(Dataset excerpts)
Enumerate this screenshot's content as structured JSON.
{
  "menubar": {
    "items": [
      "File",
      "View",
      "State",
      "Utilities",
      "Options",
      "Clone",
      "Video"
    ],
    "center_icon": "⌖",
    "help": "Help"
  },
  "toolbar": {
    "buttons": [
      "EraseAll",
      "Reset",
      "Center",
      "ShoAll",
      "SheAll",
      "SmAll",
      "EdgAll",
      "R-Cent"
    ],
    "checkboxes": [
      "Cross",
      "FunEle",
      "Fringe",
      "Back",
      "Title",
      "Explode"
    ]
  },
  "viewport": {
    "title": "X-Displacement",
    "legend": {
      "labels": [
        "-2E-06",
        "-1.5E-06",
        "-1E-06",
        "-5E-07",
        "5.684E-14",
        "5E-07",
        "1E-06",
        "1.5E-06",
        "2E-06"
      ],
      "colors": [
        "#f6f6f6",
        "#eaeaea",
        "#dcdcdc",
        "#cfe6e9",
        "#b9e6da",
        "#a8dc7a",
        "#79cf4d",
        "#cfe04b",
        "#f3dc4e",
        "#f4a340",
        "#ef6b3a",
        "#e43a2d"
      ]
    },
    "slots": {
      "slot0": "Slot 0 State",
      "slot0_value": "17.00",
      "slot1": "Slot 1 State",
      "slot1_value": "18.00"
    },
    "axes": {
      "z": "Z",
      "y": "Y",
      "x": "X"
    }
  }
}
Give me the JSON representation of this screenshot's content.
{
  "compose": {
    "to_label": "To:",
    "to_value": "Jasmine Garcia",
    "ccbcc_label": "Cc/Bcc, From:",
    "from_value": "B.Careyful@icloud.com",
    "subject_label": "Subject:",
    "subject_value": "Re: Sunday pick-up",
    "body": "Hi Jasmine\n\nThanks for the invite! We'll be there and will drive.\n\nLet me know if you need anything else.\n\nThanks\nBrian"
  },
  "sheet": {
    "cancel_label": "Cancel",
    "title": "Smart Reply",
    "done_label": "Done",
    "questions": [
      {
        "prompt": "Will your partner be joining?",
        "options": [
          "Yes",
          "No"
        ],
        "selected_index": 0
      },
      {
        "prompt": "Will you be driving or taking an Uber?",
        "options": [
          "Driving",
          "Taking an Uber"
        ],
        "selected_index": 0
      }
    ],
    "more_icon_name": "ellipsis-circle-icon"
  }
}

> **Given exercise**: Give back the whole listing exactly as it reads.

> **Result of this exercise**:
Enumerate this screenshot's content as structured JSON.
{
  "menubar": {
    "items": [
      "File",
      "View",
      "State",
      "Utilities",
      "Options",
      "Clone",
      "Video"
    ],
    "center_icon": "⌖",
    "help": "Help"
  },
  "toolbar": {
    "buttons": [
      "EraseAll",
      "Reset",
      "Center",
      "ShoAll",
      "SheAll",
      "SmAll",
      "EdgAll",
      "R-Cent"
    ],
    "checkboxes": [
      "Cross",
      "FunEle",
      "Fringe",
      "Back",
      "Title",
      "Explode"
    ]
  },
  "viewport": {
    "title": "X-Displacement",
    "legend": {
      "labels": [
        "-2E-06",
        "-1.5E-06",
        "-1E-06",
        "-5E-07",
        "5.684E-14",
        "5E-07",
        "1E-06",
        "1.5E-06",
        "2E-06"
      ],
      "colors": [
        "#f6f6f6",
        "#eaeaea",
        "#dcdcdc",
        "#cfe6e9",
        "#b9e6da",
        "#a8dc7a",
        "#79cf4d",
        "#cfe04b",
        "#f3dc4e",
        "#f4a340",
        "#ef6b3a",
        "#e43a2d"
      ]
    },
    "slots": {
      "slot0": "Slot 0 State",
      "slot0_value": "17.00",
      "slot1": "Slot 1 State",
      "slot1_value": "18.00"
    },
    "axes": {
      "z": "Z",
      "y": "Y",
      "x": "X"
    }
  }
}
Give me the JSON representation of this screenshot's content.
{
  "compose": {
    "to_label": "To:",
    "to_value": "Jasmine Garcia",
    "ccbcc_label": "Cc/Bcc, From:",
    "from_value": "B.Careyful@icloud.com",
    "subject_label": "Subject:",
    "subject_value": "Re: Sunday pick-up",
    "body": "Hi Jasmine\n\nThanks for the invite! We'll be there and will drive.\n\nLet me know if you need anything else.\n\nThanks\nBrian"
  },
  "sheet": {
    "cancel_label": "Cancel",
    "title": "Smart Reply",
    "done_label": "Done",
    "questions": [
      {
        "prompt": "Will your partner be joining?",
        "options": [
          "Yes",
          "No"
        ],
        "selected_index": 0
      },
      {
        "prompt": "Will you be driving or taking an Uber?",
        "options": [
          "Driving",
          "Taking an Uber"
        ],
        "selected_index": 0
      }
    ],
    "more_icon_name": "ellipsis-circle-icon"
  }
}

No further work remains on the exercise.